**EXTRACTED DATA:**
--------------------

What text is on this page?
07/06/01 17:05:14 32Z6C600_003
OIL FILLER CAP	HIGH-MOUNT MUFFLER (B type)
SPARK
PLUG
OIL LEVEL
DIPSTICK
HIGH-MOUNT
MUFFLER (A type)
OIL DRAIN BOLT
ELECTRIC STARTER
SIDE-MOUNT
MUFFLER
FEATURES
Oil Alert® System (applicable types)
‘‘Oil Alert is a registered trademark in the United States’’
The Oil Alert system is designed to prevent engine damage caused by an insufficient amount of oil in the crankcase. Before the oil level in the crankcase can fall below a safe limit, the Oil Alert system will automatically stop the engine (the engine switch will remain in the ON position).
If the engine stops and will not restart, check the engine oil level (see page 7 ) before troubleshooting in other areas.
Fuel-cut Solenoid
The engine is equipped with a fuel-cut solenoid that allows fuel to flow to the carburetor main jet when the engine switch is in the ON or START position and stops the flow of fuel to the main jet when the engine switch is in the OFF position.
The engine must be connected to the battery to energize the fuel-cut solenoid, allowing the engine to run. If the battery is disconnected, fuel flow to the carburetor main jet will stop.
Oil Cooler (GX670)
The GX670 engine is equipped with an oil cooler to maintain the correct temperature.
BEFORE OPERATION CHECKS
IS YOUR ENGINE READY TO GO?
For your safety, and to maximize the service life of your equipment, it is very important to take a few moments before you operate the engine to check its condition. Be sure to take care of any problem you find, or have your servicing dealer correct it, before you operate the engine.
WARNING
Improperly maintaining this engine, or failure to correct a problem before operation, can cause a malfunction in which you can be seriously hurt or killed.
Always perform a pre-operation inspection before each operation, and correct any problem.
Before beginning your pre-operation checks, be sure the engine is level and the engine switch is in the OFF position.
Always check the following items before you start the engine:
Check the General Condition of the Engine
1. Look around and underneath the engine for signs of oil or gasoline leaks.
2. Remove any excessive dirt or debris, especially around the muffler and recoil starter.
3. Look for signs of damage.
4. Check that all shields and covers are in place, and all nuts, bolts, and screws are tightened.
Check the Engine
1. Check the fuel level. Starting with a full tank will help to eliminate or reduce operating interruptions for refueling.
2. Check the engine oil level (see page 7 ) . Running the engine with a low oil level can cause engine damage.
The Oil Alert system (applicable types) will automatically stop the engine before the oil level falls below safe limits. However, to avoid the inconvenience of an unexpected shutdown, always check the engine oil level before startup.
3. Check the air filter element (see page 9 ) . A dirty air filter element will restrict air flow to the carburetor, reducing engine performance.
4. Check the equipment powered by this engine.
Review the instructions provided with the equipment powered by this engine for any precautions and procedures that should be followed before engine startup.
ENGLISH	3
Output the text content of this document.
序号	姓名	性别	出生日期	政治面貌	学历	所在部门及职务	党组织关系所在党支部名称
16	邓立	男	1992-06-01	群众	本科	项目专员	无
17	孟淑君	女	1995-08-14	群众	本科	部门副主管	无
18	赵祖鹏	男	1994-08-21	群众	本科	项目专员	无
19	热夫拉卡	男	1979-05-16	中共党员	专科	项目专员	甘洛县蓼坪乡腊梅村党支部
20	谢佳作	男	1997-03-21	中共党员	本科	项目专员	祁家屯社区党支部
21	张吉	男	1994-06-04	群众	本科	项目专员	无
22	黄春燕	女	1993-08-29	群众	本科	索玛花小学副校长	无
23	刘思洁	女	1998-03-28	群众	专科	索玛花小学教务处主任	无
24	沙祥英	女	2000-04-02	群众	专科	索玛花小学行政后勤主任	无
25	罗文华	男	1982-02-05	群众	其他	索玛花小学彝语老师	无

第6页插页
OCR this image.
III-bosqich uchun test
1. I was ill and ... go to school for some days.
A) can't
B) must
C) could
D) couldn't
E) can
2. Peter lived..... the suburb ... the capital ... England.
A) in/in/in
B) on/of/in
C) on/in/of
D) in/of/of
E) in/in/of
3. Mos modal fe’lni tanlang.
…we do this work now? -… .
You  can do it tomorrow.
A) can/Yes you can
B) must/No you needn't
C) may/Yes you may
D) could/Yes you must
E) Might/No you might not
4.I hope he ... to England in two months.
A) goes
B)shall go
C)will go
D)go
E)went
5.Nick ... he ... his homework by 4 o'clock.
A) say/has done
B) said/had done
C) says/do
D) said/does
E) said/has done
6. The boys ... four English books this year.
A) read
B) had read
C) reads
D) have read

--------------------

**EXERCISE TASK:**
Copy out every line from the data above that has "done" in it.

**FINISHED TASK:**
A) say/has done
B) said/had done
E) said/has done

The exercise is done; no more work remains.